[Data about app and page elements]
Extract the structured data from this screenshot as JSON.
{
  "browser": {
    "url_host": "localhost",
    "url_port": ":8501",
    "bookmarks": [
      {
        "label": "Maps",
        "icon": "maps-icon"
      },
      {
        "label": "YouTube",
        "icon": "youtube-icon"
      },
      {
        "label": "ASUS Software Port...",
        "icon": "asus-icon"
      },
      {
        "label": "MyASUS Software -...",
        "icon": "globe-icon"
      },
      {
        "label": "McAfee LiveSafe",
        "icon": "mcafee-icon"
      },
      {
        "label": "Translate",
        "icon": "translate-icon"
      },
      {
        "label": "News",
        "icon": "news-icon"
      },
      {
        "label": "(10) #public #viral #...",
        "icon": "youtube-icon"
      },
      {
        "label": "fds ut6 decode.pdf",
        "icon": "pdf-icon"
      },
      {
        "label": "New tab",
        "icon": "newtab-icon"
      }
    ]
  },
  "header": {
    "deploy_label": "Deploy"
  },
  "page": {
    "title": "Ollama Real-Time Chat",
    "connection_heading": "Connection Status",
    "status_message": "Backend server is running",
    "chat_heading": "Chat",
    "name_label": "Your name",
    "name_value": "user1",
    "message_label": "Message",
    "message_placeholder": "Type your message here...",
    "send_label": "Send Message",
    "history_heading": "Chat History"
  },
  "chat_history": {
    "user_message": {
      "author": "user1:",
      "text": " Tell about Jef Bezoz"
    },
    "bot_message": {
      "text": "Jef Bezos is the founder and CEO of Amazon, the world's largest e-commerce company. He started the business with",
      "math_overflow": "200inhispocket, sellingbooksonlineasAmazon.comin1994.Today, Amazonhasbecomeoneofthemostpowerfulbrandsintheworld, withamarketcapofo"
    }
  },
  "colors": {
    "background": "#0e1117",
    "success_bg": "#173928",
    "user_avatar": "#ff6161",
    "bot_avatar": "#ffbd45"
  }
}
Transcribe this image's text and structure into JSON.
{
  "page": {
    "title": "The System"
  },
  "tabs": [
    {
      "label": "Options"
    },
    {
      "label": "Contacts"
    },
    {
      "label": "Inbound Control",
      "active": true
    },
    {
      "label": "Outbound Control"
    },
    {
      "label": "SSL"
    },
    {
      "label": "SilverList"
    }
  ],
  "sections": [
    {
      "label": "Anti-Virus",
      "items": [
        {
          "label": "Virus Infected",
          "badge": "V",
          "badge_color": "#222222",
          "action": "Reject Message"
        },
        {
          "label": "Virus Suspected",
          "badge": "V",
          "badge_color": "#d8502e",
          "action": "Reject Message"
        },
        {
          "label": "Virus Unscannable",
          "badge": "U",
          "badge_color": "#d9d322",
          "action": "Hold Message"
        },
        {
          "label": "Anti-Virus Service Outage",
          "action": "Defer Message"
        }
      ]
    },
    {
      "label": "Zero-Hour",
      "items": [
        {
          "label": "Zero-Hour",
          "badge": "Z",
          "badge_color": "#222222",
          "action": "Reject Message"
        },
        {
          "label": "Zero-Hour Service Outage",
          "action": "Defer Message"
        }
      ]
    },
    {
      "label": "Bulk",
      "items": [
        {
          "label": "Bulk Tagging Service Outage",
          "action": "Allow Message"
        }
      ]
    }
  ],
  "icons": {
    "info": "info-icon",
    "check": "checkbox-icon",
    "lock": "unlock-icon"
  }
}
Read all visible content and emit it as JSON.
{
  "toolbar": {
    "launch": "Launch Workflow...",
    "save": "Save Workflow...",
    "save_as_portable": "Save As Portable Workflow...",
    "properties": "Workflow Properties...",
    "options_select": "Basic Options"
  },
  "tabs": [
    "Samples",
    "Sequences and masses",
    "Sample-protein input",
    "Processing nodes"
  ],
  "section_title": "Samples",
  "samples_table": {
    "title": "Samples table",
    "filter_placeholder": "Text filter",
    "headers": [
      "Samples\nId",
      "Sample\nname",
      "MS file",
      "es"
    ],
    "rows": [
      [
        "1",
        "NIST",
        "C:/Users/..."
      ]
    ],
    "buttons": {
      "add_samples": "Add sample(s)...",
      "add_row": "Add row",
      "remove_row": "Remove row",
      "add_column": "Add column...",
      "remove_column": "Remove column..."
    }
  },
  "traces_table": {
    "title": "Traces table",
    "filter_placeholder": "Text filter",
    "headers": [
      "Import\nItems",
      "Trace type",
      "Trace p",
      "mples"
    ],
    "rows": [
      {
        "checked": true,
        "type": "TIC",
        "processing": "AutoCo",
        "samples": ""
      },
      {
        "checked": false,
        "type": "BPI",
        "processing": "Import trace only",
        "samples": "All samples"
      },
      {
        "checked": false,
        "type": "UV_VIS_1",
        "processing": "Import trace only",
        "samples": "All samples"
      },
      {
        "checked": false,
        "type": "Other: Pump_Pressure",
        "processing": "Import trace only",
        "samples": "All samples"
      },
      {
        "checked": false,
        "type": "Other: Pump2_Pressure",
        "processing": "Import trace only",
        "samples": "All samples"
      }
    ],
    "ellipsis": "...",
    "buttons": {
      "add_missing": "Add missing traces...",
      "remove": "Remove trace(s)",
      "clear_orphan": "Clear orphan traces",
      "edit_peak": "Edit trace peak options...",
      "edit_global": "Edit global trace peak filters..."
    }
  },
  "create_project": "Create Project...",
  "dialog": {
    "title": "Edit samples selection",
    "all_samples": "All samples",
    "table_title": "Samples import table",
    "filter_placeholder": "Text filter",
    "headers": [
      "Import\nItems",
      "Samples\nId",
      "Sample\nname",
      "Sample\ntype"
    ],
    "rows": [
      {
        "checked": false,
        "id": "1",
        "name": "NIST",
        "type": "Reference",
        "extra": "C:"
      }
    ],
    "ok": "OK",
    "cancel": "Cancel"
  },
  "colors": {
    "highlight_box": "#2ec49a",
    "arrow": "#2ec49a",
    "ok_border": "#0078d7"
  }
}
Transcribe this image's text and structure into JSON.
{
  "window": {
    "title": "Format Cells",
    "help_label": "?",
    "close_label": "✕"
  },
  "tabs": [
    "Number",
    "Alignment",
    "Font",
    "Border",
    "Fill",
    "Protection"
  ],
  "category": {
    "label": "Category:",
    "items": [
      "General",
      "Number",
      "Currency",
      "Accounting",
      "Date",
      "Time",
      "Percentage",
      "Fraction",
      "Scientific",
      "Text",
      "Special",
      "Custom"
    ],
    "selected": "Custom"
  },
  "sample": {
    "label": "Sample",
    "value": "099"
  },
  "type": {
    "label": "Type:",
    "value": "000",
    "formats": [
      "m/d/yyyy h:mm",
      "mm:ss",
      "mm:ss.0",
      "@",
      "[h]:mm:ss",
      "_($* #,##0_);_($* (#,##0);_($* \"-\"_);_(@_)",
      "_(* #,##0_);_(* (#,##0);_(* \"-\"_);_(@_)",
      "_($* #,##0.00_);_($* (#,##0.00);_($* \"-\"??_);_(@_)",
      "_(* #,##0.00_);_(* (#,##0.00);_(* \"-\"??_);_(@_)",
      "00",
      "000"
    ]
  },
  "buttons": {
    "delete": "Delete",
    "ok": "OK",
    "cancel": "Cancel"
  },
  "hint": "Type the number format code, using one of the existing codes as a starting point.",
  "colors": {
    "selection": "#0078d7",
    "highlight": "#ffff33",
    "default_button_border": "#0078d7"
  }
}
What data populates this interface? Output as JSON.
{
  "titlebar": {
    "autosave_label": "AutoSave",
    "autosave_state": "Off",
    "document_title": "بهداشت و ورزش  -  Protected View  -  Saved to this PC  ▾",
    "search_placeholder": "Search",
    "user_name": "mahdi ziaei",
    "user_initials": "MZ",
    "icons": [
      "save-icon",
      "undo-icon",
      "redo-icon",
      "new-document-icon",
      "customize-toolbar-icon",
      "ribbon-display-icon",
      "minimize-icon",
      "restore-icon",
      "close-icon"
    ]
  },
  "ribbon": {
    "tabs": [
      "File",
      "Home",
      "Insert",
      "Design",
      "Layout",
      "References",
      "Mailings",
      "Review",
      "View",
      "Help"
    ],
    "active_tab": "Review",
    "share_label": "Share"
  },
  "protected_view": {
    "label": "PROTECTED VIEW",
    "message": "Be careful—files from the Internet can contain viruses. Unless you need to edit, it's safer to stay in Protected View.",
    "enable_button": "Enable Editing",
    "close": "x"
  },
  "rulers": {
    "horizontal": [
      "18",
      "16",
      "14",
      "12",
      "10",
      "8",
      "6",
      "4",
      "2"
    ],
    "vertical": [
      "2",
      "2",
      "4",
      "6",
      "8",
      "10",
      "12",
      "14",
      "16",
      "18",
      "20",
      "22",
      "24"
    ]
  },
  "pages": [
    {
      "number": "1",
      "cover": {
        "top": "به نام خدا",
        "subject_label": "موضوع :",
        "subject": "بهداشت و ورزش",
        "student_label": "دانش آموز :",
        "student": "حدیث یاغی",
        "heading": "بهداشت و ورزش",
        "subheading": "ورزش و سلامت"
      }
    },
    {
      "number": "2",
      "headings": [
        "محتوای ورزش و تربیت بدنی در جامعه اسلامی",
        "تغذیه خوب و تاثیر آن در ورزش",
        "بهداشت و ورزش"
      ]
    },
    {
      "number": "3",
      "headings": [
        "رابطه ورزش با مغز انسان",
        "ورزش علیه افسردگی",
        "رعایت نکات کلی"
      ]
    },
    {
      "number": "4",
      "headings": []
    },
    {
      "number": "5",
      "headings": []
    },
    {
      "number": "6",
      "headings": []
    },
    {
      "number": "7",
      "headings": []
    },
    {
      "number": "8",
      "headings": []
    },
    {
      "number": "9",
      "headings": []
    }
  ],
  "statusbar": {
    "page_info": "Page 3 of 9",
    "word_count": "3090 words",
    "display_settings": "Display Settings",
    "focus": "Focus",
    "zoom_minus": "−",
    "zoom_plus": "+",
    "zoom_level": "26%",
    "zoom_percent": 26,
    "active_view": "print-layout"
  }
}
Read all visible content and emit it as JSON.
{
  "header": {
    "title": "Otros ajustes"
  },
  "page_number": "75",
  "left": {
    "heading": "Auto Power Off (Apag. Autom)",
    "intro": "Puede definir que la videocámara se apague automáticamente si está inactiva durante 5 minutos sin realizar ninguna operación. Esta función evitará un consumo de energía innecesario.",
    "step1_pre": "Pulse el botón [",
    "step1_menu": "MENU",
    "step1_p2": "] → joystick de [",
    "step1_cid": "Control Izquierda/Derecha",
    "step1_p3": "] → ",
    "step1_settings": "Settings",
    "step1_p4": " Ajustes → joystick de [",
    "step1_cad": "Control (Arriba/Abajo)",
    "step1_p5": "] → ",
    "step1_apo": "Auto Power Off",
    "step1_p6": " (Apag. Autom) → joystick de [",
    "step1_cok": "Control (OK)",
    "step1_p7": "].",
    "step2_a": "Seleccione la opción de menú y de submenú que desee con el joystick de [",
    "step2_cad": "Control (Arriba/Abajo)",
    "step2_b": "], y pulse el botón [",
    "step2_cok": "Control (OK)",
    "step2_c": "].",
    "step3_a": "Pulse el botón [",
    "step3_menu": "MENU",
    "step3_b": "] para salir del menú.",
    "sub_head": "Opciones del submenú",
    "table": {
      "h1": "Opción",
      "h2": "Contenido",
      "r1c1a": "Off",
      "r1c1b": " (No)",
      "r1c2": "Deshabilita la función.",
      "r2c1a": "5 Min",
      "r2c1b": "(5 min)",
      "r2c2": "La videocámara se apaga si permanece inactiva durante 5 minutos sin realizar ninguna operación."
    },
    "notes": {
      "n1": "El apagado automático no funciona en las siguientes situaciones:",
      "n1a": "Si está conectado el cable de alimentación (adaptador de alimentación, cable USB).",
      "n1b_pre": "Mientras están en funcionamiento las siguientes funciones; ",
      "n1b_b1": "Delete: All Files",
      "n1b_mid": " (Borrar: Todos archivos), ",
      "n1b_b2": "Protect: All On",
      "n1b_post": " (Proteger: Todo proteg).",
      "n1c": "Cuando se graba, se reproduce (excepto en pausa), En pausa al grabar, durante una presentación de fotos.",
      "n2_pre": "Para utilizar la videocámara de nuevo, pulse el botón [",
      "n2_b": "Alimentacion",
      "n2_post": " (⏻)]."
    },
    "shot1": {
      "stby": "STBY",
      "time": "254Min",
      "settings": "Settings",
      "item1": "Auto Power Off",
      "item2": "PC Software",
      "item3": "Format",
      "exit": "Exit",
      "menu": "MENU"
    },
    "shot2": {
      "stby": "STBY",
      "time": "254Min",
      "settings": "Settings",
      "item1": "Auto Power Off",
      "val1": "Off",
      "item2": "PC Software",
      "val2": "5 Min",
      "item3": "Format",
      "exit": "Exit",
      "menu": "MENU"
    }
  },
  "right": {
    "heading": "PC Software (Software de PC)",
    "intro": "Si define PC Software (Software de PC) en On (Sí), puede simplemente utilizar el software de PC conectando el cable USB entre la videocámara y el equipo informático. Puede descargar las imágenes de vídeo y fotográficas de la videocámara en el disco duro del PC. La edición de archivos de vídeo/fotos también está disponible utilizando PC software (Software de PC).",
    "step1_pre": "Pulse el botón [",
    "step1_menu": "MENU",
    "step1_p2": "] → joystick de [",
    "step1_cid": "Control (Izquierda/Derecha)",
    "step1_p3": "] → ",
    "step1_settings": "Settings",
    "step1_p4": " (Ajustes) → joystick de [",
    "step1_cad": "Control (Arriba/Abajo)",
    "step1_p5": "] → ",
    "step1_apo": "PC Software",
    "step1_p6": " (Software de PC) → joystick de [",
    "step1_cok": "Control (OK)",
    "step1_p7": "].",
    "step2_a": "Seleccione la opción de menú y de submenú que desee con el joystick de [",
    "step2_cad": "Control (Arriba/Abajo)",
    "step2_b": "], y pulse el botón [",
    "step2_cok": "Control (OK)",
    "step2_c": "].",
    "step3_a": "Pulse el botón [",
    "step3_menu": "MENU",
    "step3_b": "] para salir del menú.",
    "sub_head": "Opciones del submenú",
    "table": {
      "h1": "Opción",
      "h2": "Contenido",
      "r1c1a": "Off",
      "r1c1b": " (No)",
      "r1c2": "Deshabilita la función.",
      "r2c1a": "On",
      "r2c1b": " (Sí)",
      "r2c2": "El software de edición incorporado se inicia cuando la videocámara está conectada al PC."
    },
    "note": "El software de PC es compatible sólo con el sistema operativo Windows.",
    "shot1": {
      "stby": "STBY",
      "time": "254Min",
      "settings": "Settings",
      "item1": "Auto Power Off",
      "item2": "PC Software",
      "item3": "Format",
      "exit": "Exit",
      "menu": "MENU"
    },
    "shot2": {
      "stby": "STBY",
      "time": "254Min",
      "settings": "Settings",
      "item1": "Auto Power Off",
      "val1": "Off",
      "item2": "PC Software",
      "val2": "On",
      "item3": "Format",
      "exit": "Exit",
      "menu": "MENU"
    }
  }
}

**Task prompt**
If a line in the data above includes the string "Delete", copy it.

**Exercise response**
    "delete": "Delete",
      "n1b_b1": "Delete: All Files",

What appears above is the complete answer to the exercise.